* [Stated goal] Gather every line below where "xlabel" appears.

Data tied to figure images

______

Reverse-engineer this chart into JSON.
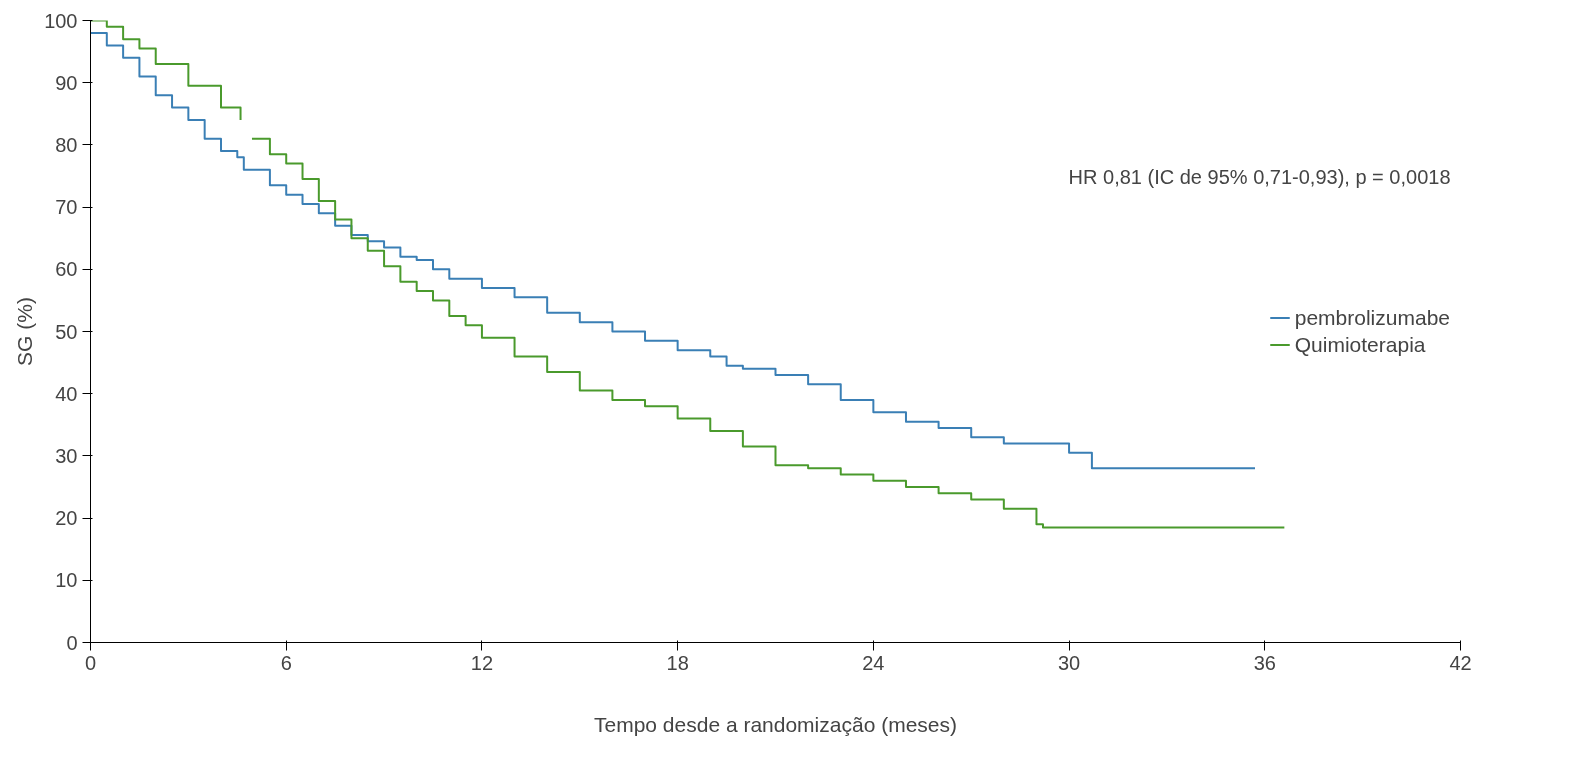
{
  "chart_data": {
    "type": "step",
    "xlabel": "Tempo desde a randomização (meses)",
    "ylabel": "SG (%)",
    "annotations": [
      "HR 0,81 (IC de 95% 0,71-0,93), p = 0,0018"
    ],
    "xlim": [
      0,
      42
    ],
    "ylim": [
      0,
      100
    ],
    "xticks": [
      0,
      6,
      12,
      18,
      24,
      30,
      36,
      42
    ],
    "yticks": [
      0,
      10,
      20,
      30,
      40,
      50,
      60,
      70,
      80,
      90,
      100
    ],
    "grid": false,
    "legend": "right",
    "line_style": "solid",
    "marker": "none",
    "series": [
      {
        "name": "pembrolizumabe",
        "color": "#3a7fb5",
        "x": [
          0,
          0.5,
          1,
          1.5,
          2,
          2.5,
          3,
          3.5,
          4,
          4.5,
          4.7,
          5.5,
          6,
          6.5,
          7,
          7.5,
          8,
          8.5,
          9,
          9.5,
          10,
          10.5,
          11,
          12,
          13,
          14,
          15,
          16,
          17,
          18,
          19,
          19.5,
          20,
          21,
          22,
          23,
          24,
          25,
          26,
          27,
          28,
          29,
          30,
          30.7,
          35.7
        ],
        "values": [
          98,
          96,
          94,
          91,
          88,
          86,
          84,
          81,
          79,
          78,
          76,
          73.5,
          72,
          70.5,
          69,
          67,
          65.5,
          64.5,
          63.5,
          62,
          61.5,
          60,
          58.5,
          57,
          55.5,
          53,
          51.5,
          50,
          48.5,
          47,
          46,
          44.5,
          44,
          43,
          41.5,
          39,
          37,
          35.5,
          34.5,
          33,
          32,
          32,
          30.5,
          28,
          28
        ]
      },
      {
        "name": "Quimioterapia",
        "color": "#4a9a2c",
        "x": [
          0,
          0.5,
          1,
          1.5,
          2,
          3,
          4,
          4.6,
          4.8,
          4.95,
          5.5,
          6,
          6.5,
          7,
          7.5,
          8,
          8.5,
          9,
          9.5,
          10,
          10.5,
          11,
          11.5,
          12,
          13,
          14,
          15,
          16,
          17,
          18,
          19,
          20,
          21,
          22,
          23,
          24,
          25,
          26,
          27,
          28,
          29,
          29.2,
          36.6
        ],
        "values": [
          100,
          99,
          97,
          95.5,
          93,
          89.5,
          86,
          84,
          null,
          81,
          78.5,
          77,
          74.5,
          71,
          68,
          65,
          63,
          60.5,
          58,
          56.5,
          55,
          52.5,
          51,
          49,
          46,
          43.5,
          40.5,
          39,
          38,
          36,
          34,
          31.5,
          28.5,
          28,
          27,
          26,
          25,
          24,
          23,
          21.5,
          19,
          18.5,
          18.5
        ]
      }
    ]
  }
}
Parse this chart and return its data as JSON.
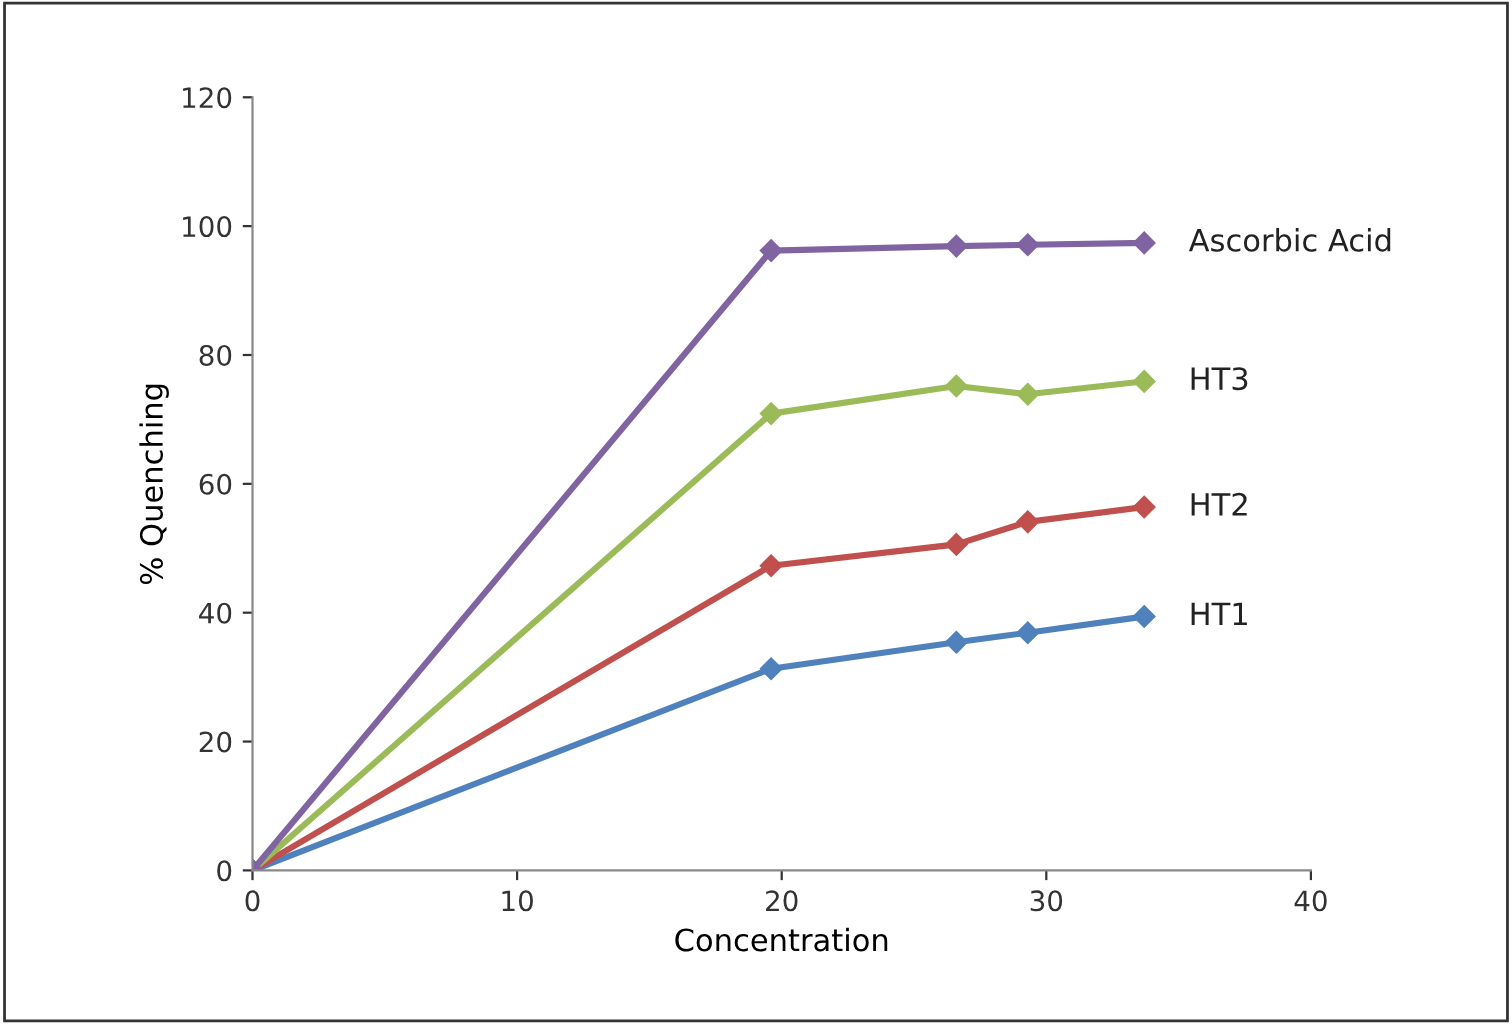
{
  "chart_data": {
    "type": "line",
    "xlabel": "Concentration",
    "ylabel": "% Quenching",
    "x": [
      0,
      19.6,
      26.6,
      29.3,
      33.7
    ],
    "xlim": [
      0,
      40
    ],
    "xticks": [
      0,
      10,
      20,
      30,
      40
    ],
    "ylim": [
      0,
      120
    ],
    "yticks": [
      0,
      20,
      40,
      60,
      80,
      100,
      120
    ],
    "grid": false,
    "legend": false,
    "marker": "diamond",
    "line_style": "solid",
    "series": [
      {
        "name": "HT1",
        "color": "#4f81bd",
        "values": [
          0,
          31.3,
          35.4,
          36.9,
          39.4
        ]
      },
      {
        "name": "HT2",
        "color": "#c0504d",
        "values": [
          0,
          47.3,
          50.6,
          54.1,
          56.4
        ]
      },
      {
        "name": "HT3",
        "color": "#9bbb59",
        "values": [
          0,
          70.9,
          75.2,
          73.9,
          75.9
        ]
      },
      {
        "name": "Ascorbic Acid",
        "color": "#8064a2",
        "values": [
          0,
          96.2,
          96.9,
          97.1,
          97.4
        ]
      }
    ]
  }
}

______

* [Complete output]
    "xlabel": "Tempo desde a randomização (meses)",
    "xlabel": "Concentration",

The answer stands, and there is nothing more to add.